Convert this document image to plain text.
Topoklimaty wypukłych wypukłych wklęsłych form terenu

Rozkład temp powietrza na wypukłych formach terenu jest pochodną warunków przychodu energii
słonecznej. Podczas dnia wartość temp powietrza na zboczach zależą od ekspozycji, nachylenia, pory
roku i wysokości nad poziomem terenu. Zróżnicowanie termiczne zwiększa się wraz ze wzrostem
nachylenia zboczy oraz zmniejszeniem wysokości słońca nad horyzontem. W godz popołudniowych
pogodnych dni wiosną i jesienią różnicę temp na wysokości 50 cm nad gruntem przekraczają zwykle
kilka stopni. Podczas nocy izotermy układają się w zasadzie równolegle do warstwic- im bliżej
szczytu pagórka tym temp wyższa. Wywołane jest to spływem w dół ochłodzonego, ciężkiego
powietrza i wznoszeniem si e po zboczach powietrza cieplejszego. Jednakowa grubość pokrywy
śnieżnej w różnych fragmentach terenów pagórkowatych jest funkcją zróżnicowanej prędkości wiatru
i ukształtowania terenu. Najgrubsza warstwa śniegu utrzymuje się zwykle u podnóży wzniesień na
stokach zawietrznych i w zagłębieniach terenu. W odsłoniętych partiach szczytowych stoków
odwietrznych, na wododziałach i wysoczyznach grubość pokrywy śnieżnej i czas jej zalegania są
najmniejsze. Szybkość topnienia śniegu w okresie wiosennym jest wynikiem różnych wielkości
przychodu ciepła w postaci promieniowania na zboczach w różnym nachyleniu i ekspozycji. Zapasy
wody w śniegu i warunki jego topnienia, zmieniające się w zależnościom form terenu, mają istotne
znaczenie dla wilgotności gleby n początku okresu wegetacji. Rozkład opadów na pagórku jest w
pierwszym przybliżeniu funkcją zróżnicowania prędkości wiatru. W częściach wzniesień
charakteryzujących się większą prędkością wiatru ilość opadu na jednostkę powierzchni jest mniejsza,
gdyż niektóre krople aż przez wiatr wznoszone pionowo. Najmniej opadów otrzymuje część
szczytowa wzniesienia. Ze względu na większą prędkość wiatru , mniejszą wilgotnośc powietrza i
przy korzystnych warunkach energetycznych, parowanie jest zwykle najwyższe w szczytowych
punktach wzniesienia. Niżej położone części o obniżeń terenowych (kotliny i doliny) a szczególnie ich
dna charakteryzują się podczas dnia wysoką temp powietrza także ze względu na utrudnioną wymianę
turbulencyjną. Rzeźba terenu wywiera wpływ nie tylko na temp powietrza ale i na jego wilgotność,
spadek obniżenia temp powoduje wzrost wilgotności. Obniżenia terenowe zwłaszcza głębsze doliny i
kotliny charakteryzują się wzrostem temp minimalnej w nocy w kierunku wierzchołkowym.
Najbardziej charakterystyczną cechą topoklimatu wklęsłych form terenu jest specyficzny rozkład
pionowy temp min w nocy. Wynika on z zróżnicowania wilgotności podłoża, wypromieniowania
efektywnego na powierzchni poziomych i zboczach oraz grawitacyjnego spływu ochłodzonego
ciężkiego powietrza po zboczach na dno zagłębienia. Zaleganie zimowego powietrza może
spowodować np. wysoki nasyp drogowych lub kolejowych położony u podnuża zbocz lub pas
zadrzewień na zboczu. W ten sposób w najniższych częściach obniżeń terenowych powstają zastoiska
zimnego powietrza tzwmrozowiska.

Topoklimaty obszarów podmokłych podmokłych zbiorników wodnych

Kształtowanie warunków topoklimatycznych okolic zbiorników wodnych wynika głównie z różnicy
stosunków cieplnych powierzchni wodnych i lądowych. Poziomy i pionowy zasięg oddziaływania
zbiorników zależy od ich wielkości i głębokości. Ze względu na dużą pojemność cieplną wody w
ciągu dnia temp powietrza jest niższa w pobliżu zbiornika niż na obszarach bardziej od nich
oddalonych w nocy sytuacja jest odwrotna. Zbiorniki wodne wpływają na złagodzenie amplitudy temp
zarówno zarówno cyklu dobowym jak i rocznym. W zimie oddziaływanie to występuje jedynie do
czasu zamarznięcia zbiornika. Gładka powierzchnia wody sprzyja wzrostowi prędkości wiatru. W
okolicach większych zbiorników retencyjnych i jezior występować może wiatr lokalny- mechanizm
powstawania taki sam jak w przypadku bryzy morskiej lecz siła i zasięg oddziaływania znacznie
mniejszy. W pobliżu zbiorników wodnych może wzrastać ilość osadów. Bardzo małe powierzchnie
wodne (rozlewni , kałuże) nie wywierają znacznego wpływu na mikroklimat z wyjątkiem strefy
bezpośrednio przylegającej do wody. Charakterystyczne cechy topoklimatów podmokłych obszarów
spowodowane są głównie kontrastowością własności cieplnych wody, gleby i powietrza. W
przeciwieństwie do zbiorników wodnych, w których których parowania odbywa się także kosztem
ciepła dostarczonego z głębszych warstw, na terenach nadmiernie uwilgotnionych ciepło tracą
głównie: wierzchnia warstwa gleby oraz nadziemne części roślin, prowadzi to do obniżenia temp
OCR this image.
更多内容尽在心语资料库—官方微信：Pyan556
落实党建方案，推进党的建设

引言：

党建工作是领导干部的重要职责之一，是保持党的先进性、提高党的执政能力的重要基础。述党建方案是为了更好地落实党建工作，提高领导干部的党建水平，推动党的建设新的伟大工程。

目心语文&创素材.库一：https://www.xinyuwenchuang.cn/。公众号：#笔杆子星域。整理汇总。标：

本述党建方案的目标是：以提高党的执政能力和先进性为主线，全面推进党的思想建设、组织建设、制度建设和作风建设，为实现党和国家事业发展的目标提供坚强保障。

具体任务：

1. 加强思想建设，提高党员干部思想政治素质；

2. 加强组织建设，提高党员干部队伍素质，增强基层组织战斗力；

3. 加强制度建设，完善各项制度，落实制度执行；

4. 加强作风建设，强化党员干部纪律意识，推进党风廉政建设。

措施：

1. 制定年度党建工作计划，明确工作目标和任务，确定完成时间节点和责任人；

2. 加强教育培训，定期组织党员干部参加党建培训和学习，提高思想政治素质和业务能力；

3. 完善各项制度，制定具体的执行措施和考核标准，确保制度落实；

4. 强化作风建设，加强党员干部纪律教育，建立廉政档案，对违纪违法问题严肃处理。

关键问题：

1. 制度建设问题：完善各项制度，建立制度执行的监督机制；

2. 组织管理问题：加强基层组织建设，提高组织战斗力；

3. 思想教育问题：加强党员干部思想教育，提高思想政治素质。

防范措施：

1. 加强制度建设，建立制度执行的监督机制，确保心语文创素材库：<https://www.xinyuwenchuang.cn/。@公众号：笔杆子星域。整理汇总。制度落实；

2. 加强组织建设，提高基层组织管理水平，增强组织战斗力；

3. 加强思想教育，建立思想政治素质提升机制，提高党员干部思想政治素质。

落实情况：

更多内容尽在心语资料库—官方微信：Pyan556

◆ **TASK TO COMPLETE**
Copy each line containing the word "także" from the data.

◆ **OUTPUT BELOW**
dna charakteryzują się podczas dnia wysoką temp powietrza także ze względu na utrudnioną wymianę
przeciwieństwie do zbiorników wodnych, w których których parowania odbywa się także kosztem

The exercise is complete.